PROBLEM DETAILS: Which lines contain the word "церк"? Return each of them as written.

Recorded data:
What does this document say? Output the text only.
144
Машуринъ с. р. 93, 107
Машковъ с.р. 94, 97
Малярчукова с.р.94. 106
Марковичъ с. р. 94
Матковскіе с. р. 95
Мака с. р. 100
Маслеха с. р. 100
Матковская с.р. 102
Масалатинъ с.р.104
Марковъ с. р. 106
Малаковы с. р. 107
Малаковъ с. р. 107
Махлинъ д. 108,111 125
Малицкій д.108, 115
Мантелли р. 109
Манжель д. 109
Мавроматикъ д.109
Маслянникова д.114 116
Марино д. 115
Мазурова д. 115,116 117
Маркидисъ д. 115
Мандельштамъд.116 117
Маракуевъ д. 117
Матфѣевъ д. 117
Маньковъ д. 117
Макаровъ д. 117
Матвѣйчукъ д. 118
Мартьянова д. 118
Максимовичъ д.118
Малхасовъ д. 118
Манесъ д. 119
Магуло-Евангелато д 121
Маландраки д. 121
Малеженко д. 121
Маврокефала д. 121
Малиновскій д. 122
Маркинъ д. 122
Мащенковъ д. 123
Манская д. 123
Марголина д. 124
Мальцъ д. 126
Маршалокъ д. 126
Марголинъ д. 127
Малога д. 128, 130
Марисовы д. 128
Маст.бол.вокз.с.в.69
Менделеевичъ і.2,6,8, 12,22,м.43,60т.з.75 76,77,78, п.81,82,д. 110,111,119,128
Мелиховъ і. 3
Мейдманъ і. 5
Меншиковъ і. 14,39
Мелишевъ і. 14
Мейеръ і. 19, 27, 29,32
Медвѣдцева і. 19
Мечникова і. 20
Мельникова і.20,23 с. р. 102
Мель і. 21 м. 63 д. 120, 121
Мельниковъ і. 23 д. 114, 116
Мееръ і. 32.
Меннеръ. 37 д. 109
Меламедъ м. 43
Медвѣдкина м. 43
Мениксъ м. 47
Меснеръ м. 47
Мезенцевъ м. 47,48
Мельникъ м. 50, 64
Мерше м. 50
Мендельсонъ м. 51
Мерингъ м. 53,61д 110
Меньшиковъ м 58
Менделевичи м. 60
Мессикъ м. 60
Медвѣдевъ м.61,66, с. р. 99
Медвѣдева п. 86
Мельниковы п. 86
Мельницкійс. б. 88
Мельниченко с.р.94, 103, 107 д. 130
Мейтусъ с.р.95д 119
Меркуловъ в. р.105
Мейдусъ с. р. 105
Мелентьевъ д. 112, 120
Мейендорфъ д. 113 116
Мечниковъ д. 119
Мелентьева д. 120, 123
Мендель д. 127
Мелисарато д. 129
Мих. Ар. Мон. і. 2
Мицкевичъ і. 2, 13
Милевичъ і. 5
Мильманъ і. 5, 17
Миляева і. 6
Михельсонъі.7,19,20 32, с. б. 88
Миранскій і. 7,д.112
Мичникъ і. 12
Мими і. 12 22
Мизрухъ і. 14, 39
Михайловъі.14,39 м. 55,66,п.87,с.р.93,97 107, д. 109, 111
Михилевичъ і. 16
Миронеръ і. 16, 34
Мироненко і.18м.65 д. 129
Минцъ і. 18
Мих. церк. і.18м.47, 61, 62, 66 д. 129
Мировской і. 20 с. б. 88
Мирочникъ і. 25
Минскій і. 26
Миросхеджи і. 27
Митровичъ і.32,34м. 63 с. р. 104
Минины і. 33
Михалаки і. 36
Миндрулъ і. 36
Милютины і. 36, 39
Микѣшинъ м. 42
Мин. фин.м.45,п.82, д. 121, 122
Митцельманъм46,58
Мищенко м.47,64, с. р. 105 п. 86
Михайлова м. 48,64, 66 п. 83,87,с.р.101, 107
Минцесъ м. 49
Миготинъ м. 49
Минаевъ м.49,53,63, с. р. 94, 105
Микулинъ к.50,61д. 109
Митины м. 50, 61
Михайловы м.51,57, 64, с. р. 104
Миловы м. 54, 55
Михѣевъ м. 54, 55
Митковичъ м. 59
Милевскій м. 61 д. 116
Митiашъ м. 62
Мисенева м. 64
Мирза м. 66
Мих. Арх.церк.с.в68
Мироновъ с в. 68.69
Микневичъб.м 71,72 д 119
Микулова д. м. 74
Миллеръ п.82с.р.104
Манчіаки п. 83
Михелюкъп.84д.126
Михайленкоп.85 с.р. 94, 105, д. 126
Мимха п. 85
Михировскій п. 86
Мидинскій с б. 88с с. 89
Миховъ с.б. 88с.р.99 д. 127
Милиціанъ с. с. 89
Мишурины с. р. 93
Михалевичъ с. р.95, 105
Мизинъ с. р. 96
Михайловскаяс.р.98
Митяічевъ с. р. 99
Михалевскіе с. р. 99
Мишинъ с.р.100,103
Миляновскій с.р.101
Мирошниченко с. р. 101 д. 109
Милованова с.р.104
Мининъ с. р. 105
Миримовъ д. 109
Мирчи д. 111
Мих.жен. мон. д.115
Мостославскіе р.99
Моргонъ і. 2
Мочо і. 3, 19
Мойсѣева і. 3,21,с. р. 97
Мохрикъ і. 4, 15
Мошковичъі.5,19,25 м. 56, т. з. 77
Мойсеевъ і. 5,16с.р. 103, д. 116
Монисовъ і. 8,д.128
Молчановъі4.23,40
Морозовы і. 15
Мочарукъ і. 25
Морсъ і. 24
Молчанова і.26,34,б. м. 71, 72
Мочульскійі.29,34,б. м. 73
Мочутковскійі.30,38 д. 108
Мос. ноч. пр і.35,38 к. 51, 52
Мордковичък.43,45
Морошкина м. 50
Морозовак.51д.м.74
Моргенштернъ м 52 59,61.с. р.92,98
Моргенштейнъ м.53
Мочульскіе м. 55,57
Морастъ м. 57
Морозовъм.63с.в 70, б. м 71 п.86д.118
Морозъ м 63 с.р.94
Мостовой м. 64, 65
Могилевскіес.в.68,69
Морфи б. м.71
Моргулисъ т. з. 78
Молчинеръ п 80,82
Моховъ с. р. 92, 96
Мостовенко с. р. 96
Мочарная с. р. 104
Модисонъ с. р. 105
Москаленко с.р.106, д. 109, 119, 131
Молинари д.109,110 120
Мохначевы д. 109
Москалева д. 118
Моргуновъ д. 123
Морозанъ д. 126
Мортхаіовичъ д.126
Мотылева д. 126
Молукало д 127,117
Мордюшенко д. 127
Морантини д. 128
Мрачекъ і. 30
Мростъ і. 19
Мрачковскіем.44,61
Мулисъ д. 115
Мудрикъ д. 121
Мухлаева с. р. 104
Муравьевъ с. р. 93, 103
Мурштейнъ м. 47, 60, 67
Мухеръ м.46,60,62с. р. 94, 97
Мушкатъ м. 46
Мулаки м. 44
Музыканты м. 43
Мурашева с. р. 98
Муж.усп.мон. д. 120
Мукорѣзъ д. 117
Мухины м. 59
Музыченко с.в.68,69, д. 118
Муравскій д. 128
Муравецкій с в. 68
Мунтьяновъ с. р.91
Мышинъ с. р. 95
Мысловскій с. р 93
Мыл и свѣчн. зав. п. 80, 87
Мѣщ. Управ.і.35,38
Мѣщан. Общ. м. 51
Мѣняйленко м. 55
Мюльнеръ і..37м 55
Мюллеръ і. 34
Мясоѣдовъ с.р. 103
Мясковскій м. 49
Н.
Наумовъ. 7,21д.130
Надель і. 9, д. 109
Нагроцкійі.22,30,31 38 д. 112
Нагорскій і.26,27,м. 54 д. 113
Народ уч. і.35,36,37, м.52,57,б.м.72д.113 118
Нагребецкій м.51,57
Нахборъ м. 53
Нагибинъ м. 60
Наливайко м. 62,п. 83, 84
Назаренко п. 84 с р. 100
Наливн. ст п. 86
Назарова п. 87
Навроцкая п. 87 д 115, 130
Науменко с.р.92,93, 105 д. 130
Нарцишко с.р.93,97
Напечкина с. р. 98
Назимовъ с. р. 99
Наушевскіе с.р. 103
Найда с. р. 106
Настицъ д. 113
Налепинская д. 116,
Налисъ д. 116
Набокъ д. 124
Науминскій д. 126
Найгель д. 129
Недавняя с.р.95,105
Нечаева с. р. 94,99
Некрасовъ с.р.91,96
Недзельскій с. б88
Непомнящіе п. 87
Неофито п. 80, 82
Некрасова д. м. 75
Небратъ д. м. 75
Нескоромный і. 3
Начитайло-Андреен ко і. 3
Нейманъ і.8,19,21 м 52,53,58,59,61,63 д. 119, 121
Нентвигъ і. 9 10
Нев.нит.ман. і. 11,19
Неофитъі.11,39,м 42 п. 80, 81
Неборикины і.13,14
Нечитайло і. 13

TASK OUTPUT:
Мих. церк. і.18м.47, 61, 62, 66 д. 129
Мих. Арх.церк.с.в68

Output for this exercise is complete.